### TASK SET
[1] In the Gutenberg comment, what kind of internet access did the writer first have?
[2] Transcribe the stretch of the Gutenberg comment from "For those who" through "at that time.".
[3] Write the next part of the Gutenberg comment, picking up after its final sentence.

### PAGE EXTRACT
===
John, I certainly hope that you do get an invite, but I wouldn't hold my breath. I am constantly amazed that people like Lovelady, who are in a position to not only know better but should know better, do their d@mndest to try to show off their partisanship and lack of cluefulness.

Years ago, when I first was able to get access to the internet (telnet shell account only, no WWW and no browsers), at that time I likened it to Gutenberg's invention of movable type. I could see that the 'net was going to provide the type of social sea change that Gutenberg did.

For those who are unaware of the impact of movable type on society's literacy, prior to Gutenberg the only people who could read and "owned" books were the very rich, elite who could afford to have their children tutored and educated to read and who could afford to have a "scribe" painstakingly write out/copy each and every book they wanted. There were no "mass publishers" at that time.

With the invention of movable type, Gutenberg assured that the unwashed masses could obtain and afford "books" that previously only the rich had access to. With this availability, literacy among the citizenry started climbing and eventually led the way to making the "publishing" and subsequently the "news" industry.
===
### STORED RECORDS

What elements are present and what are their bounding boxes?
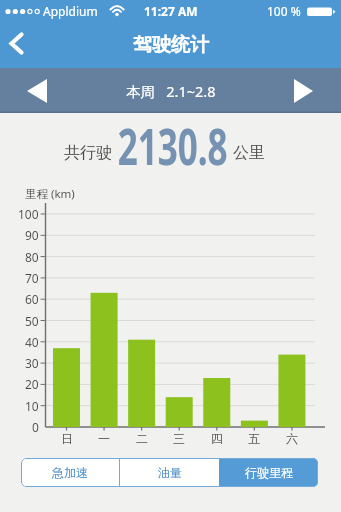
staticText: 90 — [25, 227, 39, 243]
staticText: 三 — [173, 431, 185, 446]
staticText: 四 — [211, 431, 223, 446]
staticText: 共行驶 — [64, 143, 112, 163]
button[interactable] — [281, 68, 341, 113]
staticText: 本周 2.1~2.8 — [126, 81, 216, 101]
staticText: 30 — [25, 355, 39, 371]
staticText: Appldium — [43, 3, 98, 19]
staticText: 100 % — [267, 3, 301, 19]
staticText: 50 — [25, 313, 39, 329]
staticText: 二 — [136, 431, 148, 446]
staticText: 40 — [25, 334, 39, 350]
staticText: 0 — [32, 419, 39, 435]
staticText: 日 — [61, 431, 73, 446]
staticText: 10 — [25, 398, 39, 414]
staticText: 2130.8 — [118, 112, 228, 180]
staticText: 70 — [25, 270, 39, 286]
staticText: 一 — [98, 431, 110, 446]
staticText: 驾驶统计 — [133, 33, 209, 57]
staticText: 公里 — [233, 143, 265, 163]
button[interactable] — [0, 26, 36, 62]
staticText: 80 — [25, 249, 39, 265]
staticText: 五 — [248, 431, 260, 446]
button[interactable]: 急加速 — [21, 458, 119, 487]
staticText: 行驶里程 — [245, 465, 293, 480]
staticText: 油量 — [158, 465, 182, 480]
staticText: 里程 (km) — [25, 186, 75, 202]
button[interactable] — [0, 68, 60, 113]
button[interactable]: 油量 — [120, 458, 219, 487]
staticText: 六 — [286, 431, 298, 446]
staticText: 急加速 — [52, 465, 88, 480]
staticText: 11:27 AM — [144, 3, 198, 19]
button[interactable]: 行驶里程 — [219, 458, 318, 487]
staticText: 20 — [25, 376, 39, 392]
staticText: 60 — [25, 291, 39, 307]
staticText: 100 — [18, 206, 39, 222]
===
### EXERCISE RESPONSES
[1] A telnet shell account only, with no WWW and no browsers.

[2]
For those who are unaware of the impact of movable type on society's literacy, prior to Gutenberg the only people who could read and "owned" books were the very rich, elite who could afford to have their children tutored and educated to read and who could afford to have a "scribe" painstakingly write out/copy each and every book they wanted. There were no "mass publishers" at that time.

[3]
The internet has provided even the poorest of citizens with access to information that only a few years ago was completely hidden from them. It has only been within the last 10 years that government records, documents, databases and other public information has become available to anyone with a computer and phone line. Corporate records are more and more available online. Court documents, schedules and proceedings. And, of course, "news" reports from all over the world are at just about everyone's fingertips. And within the last year or so, "blogs" (although I hate that term!).

Yes, one must tread carefully among this ever growing field of "data" and conscientiously work to ascertain the facts from the fiction. However, just the fact that the "facts" are now available to the average citizen, where just a few short years ago they were either hidden, obscured or controlled by the rich and powerful, viz. MSM, is just society shaking. But the fact that I at least can search for and read about an obscure comment made at some high mucky muck meeting in Davos is a truly world shattering change. The sheer fact that a person like Lovelady can't see this through his myopic prejudices says volumes about not only him but CSJ, et. al.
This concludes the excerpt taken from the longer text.